**Problem statement**
Single out the lines of the material that contain "text" and copy them.

• • • • •

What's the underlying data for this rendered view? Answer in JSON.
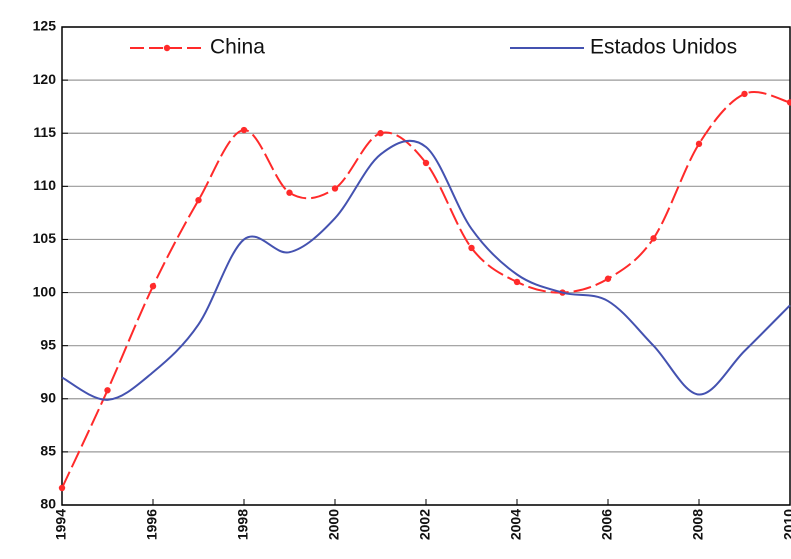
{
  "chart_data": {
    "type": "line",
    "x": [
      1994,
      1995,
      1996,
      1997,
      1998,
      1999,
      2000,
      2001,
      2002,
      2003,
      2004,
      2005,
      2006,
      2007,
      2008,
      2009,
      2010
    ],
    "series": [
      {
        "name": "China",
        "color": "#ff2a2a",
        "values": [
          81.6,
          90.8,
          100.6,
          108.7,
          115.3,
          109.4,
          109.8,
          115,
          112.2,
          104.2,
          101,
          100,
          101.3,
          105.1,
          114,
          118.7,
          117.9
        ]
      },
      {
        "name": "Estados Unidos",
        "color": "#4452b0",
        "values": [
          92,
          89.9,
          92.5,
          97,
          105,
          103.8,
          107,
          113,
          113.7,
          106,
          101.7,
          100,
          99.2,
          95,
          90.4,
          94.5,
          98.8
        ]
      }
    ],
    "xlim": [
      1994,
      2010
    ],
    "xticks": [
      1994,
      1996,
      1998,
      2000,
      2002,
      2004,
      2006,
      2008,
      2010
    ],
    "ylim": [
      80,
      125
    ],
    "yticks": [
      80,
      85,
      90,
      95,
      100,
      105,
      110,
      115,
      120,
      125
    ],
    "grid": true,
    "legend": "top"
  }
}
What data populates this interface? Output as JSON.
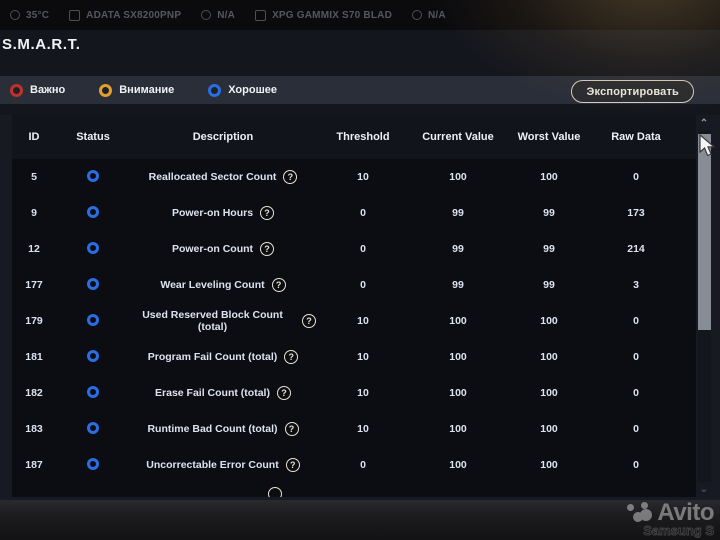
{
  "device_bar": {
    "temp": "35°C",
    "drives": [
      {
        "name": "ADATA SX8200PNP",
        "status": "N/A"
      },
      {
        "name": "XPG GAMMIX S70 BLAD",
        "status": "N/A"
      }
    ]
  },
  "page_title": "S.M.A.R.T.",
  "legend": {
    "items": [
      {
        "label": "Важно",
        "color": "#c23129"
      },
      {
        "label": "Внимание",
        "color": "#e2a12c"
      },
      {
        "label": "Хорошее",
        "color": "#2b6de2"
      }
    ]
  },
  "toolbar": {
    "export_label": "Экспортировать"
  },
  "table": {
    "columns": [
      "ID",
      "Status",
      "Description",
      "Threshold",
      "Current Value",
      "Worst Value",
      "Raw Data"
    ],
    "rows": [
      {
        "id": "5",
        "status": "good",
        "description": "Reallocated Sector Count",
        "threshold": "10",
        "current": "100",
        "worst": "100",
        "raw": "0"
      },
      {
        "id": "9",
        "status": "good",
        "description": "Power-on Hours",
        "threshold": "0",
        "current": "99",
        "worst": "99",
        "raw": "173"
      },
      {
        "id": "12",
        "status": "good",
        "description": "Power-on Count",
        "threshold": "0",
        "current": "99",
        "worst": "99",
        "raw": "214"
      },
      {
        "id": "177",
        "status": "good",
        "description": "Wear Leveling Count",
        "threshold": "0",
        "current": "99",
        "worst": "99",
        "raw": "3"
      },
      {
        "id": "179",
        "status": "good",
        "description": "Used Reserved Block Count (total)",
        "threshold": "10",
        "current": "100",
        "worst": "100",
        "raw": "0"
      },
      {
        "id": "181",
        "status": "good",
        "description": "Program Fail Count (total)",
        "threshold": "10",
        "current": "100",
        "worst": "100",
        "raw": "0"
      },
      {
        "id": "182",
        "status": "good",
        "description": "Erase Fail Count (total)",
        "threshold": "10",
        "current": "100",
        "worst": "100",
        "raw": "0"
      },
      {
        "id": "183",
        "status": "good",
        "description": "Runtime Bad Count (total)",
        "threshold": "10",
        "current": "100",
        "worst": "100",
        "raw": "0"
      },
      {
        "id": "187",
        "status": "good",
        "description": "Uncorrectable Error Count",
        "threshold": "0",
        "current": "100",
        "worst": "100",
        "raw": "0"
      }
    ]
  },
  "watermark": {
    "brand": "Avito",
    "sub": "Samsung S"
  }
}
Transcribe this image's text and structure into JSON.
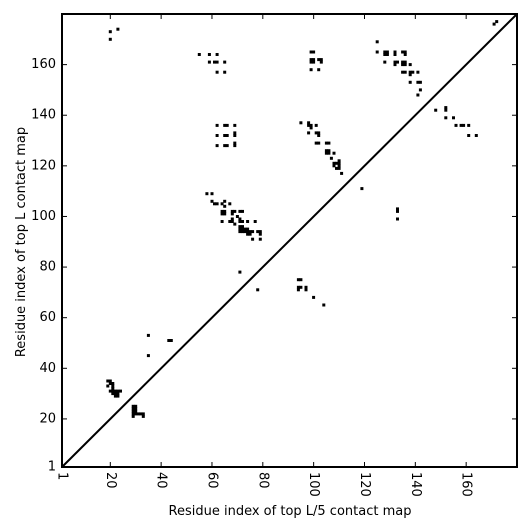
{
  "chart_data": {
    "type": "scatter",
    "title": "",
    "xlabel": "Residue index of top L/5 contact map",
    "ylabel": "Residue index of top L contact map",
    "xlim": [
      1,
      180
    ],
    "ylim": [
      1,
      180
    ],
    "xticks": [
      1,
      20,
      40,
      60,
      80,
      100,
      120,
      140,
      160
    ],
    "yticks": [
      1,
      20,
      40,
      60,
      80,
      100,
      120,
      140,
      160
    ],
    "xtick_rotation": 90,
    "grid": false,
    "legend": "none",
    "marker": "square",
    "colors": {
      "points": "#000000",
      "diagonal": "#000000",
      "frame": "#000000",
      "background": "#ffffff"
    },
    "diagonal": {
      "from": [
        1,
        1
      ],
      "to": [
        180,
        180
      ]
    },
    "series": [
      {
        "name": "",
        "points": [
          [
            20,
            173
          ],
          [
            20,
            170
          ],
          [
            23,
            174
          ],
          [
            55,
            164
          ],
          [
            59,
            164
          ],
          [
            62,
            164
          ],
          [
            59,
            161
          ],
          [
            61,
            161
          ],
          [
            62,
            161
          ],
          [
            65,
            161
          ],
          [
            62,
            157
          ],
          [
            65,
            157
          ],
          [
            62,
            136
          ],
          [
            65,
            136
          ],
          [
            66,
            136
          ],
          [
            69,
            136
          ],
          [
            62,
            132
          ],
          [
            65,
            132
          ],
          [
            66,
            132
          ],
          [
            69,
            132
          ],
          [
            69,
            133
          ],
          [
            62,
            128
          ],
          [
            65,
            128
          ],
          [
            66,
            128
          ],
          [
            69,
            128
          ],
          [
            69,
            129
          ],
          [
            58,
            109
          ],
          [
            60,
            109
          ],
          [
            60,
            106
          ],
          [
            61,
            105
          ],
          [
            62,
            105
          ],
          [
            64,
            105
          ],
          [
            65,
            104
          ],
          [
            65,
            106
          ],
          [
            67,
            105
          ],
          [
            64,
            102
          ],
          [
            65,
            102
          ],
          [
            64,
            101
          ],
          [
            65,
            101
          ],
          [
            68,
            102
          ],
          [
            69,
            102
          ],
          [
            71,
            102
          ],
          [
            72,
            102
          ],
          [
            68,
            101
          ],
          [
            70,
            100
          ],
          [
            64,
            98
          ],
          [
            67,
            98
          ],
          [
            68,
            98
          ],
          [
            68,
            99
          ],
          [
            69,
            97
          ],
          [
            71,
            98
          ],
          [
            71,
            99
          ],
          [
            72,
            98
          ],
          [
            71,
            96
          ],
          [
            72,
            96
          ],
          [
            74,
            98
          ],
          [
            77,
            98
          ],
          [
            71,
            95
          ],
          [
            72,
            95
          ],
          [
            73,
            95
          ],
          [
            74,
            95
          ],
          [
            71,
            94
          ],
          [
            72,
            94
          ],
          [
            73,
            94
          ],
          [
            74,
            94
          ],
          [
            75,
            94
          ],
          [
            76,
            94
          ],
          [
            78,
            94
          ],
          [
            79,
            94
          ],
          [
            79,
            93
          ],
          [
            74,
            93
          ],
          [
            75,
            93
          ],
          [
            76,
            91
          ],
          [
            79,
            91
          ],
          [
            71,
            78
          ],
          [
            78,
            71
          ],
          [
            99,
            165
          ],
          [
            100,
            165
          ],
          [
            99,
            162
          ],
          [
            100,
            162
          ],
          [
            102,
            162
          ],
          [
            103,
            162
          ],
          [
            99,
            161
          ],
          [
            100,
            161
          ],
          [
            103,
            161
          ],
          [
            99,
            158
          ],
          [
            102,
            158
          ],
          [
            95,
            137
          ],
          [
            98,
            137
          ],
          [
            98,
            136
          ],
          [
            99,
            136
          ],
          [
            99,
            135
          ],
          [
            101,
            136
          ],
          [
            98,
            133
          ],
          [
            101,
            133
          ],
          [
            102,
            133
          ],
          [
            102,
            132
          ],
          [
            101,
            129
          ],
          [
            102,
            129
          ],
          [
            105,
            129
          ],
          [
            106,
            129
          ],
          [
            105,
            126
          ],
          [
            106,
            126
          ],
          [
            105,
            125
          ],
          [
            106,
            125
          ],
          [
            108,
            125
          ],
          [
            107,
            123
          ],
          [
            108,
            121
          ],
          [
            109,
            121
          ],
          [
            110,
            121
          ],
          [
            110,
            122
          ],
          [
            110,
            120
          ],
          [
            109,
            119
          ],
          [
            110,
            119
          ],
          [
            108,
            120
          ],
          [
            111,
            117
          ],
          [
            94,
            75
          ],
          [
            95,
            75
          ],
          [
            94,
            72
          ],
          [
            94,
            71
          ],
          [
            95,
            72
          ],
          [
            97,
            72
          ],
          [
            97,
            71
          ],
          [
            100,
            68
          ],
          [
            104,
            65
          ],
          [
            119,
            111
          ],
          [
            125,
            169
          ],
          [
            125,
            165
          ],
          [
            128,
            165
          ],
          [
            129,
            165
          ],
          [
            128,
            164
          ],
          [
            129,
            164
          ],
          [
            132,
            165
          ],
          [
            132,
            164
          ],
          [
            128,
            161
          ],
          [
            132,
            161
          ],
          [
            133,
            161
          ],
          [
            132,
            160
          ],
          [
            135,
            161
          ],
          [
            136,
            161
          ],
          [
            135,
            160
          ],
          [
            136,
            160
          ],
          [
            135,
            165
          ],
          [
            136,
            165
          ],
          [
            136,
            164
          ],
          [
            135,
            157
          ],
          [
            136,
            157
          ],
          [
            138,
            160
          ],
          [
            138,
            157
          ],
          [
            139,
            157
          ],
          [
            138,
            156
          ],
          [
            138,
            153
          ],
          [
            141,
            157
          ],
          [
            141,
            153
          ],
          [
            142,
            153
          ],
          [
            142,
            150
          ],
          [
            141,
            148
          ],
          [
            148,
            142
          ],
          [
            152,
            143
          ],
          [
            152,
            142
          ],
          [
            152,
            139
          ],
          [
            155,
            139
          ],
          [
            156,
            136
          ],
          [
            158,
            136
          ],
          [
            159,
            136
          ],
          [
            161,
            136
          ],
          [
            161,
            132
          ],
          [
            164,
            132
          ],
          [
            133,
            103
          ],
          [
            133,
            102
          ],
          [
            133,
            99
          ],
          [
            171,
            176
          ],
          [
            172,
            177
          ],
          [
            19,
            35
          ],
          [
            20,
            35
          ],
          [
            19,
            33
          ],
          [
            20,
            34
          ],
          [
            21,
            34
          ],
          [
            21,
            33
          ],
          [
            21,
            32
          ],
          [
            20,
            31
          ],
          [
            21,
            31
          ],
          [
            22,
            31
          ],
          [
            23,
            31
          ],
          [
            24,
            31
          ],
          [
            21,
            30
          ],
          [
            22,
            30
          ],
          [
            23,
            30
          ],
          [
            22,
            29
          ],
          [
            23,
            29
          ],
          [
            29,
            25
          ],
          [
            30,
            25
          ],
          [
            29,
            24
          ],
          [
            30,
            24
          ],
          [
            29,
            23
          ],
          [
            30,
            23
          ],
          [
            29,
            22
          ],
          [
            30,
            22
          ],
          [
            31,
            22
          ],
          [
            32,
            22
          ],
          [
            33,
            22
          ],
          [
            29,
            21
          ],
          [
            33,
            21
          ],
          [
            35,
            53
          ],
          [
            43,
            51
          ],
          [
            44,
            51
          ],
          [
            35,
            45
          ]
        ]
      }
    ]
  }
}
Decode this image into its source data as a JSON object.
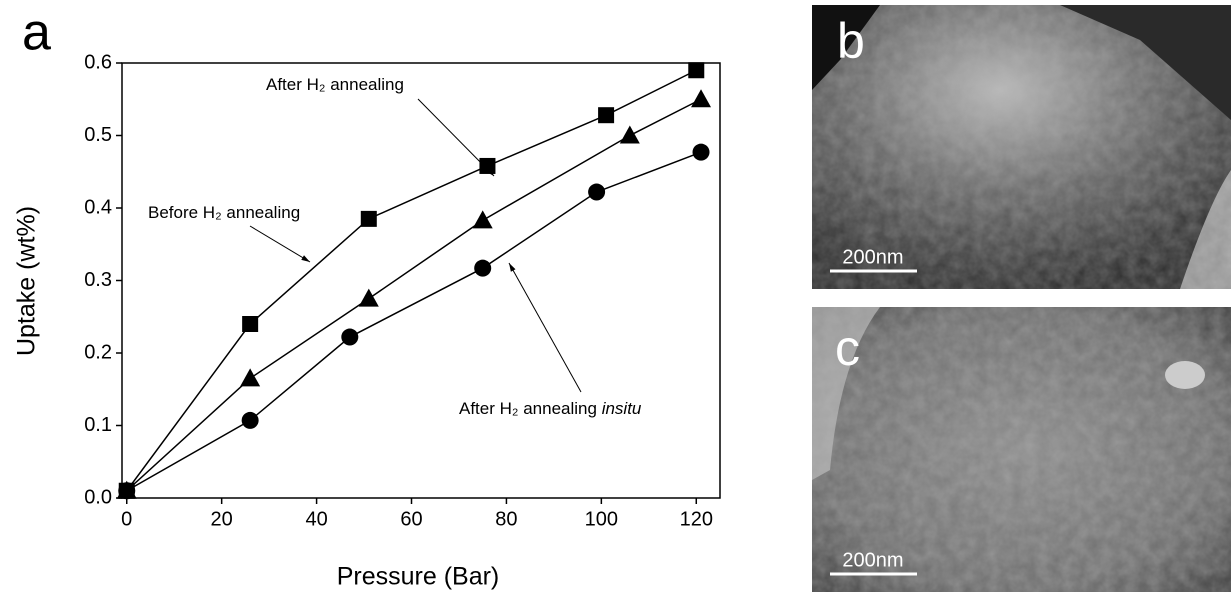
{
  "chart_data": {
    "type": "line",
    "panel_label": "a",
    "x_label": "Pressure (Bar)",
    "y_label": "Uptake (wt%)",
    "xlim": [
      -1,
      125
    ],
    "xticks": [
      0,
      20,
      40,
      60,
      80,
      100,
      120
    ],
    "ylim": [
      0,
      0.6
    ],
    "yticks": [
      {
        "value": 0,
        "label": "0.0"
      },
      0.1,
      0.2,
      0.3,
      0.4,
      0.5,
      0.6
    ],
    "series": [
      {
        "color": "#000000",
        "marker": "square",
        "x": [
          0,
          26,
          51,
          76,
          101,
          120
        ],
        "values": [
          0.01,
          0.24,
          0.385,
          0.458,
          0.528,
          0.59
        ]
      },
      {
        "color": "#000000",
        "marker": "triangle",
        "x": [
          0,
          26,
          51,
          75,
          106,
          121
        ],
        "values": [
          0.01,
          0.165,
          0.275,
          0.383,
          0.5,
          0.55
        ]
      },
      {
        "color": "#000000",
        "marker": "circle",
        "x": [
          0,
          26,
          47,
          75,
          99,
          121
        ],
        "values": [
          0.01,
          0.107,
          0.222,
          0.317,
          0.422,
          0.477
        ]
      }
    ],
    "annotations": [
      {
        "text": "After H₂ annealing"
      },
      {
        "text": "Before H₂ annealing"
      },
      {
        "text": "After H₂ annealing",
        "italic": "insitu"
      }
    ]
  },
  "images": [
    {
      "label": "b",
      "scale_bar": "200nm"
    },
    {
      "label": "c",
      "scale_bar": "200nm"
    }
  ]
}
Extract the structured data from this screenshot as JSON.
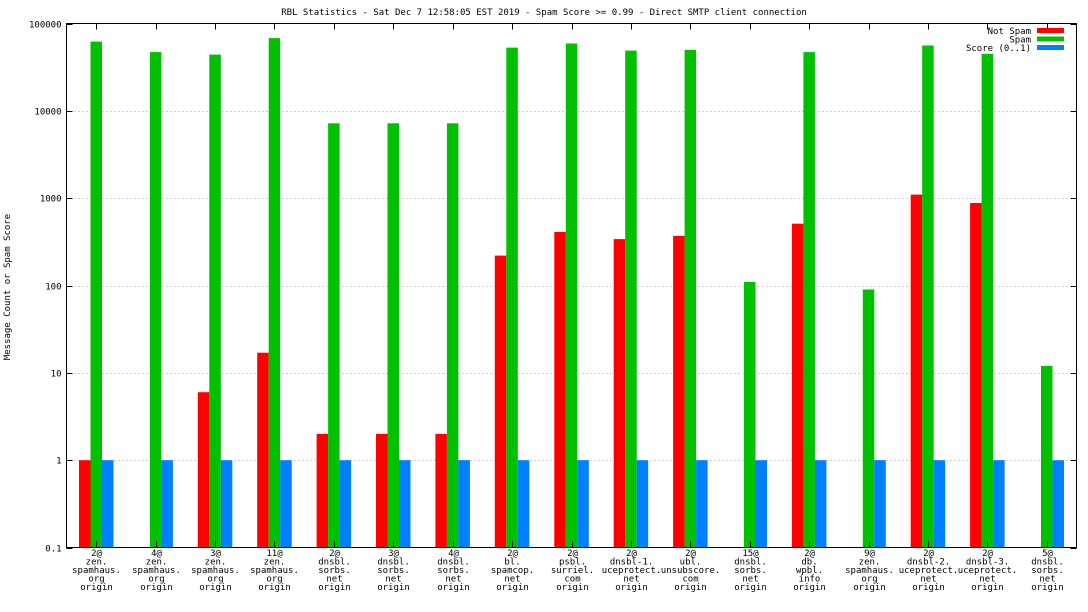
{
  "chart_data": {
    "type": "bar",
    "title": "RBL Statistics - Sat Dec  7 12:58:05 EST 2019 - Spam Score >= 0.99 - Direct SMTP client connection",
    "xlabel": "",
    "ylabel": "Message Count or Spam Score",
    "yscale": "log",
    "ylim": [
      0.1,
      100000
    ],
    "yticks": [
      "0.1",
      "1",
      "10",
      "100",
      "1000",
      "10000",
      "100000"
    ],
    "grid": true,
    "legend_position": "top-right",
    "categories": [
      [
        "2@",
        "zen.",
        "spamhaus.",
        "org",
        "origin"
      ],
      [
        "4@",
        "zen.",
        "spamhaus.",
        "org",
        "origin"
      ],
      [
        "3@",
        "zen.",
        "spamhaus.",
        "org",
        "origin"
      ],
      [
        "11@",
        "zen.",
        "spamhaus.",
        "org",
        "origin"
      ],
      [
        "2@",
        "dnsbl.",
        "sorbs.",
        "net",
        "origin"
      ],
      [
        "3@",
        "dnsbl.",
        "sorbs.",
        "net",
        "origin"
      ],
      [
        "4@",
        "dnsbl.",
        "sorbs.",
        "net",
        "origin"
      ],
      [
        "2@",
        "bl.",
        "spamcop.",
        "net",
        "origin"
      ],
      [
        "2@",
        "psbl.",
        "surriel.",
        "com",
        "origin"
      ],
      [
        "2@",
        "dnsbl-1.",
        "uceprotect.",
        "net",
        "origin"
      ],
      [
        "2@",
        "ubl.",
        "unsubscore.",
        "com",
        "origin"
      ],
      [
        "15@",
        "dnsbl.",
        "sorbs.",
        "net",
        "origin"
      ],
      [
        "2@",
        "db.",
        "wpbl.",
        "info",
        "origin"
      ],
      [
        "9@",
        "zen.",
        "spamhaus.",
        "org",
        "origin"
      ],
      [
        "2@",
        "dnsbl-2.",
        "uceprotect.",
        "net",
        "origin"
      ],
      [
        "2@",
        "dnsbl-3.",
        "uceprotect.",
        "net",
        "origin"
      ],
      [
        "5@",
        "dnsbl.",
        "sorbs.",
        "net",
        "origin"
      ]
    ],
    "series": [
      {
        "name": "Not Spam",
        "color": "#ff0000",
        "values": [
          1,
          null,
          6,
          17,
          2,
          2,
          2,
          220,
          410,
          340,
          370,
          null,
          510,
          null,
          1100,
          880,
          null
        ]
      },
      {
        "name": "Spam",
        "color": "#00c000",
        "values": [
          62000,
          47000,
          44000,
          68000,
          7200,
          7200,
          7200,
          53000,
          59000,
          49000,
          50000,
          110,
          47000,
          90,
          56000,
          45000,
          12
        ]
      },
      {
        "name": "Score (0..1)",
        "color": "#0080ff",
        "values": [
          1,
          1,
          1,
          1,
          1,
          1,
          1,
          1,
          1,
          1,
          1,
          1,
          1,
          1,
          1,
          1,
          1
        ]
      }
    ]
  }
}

• • • • •

**Response**
Transcribe this image's text and structure into JSON.
        "text": "After H₂ annealing"
        "text": "Before H₂ annealing"
        "text": "After H₂ annealing",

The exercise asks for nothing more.